** Stored records **
======

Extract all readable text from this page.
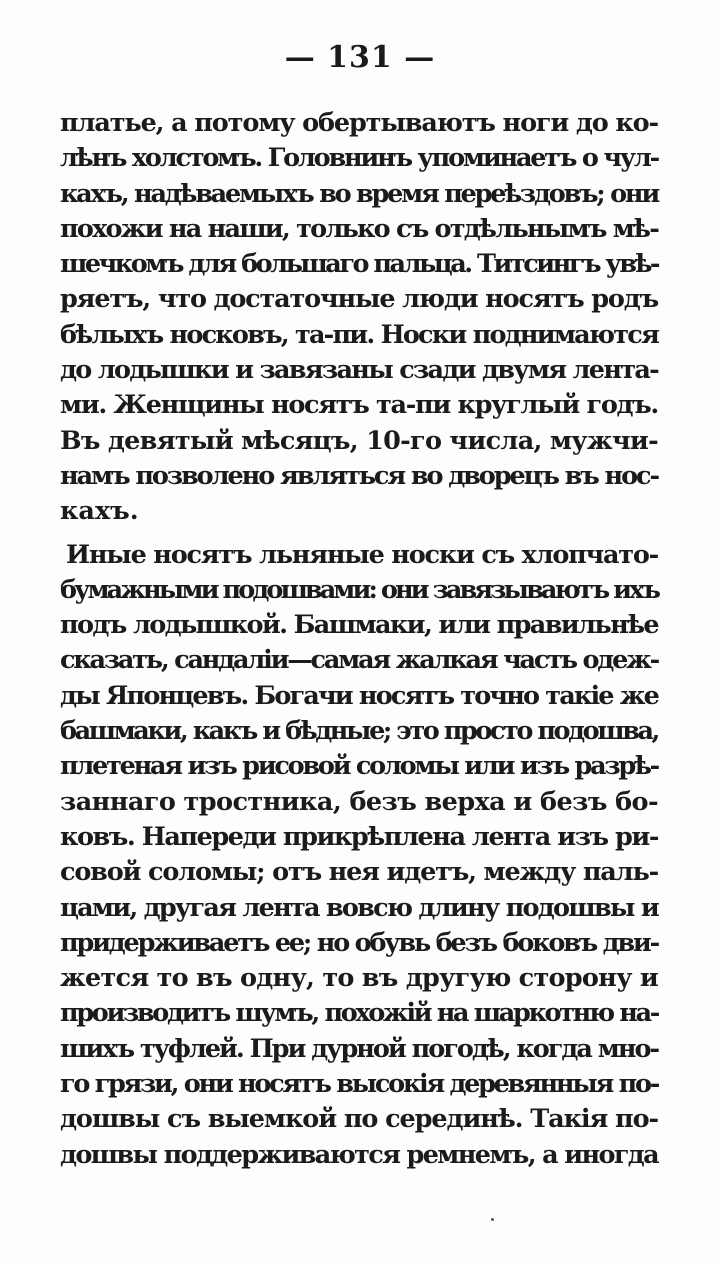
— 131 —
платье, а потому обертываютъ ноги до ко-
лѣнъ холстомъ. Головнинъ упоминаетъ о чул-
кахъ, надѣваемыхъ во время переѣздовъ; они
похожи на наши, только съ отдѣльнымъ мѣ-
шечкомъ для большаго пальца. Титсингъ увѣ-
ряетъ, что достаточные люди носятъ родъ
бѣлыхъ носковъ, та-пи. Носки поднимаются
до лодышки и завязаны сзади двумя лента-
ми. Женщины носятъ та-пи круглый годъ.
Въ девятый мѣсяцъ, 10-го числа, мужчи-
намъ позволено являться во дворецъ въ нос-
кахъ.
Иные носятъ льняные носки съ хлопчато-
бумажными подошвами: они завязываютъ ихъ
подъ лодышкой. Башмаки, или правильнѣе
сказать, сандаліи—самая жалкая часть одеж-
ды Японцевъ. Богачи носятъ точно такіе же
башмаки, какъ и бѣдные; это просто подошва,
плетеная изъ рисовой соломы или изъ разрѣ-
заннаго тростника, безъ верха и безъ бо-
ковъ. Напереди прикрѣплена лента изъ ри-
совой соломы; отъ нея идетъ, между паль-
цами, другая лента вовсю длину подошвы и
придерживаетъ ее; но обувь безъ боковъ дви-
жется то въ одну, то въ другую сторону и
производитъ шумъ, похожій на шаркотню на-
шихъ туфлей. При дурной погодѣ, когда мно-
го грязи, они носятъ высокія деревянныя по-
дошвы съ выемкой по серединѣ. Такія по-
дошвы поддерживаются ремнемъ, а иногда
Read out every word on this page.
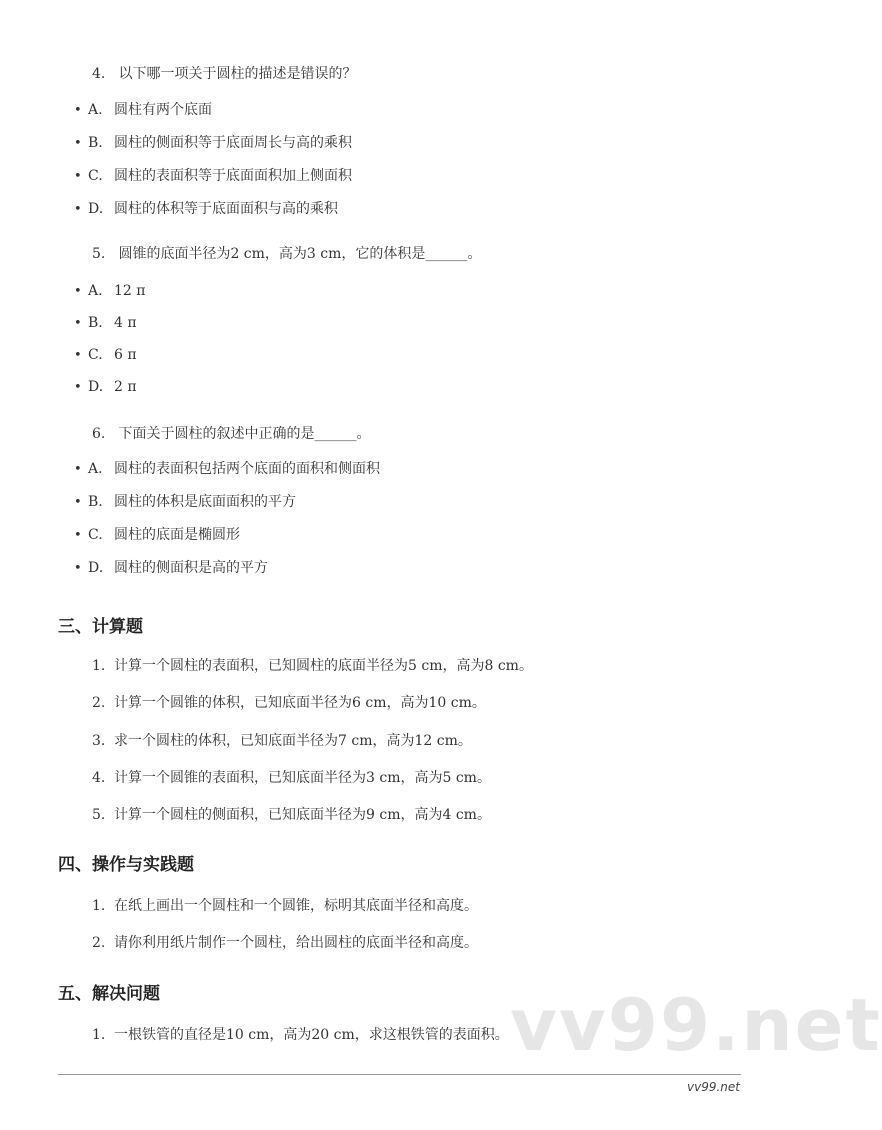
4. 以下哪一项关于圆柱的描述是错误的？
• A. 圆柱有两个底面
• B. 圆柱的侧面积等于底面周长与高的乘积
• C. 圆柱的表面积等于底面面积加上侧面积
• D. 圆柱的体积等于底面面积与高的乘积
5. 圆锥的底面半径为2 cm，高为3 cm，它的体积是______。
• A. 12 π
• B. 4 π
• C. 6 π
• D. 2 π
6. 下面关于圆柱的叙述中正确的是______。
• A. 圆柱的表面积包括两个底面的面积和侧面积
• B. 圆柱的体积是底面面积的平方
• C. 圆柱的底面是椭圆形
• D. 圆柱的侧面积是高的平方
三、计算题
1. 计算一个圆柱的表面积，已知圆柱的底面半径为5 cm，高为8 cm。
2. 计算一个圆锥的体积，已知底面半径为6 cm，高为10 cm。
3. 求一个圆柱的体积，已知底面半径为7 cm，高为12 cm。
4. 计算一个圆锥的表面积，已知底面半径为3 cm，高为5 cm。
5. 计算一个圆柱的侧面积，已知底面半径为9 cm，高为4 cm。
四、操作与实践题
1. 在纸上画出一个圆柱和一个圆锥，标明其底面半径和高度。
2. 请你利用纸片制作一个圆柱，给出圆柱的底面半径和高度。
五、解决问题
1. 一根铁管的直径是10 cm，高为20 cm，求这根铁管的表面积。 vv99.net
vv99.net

======

** Exercise description **
Copy each line of the listing that contains the string "page".

** Finished task **
Extract all readable text from this page.
Read out every word on this page.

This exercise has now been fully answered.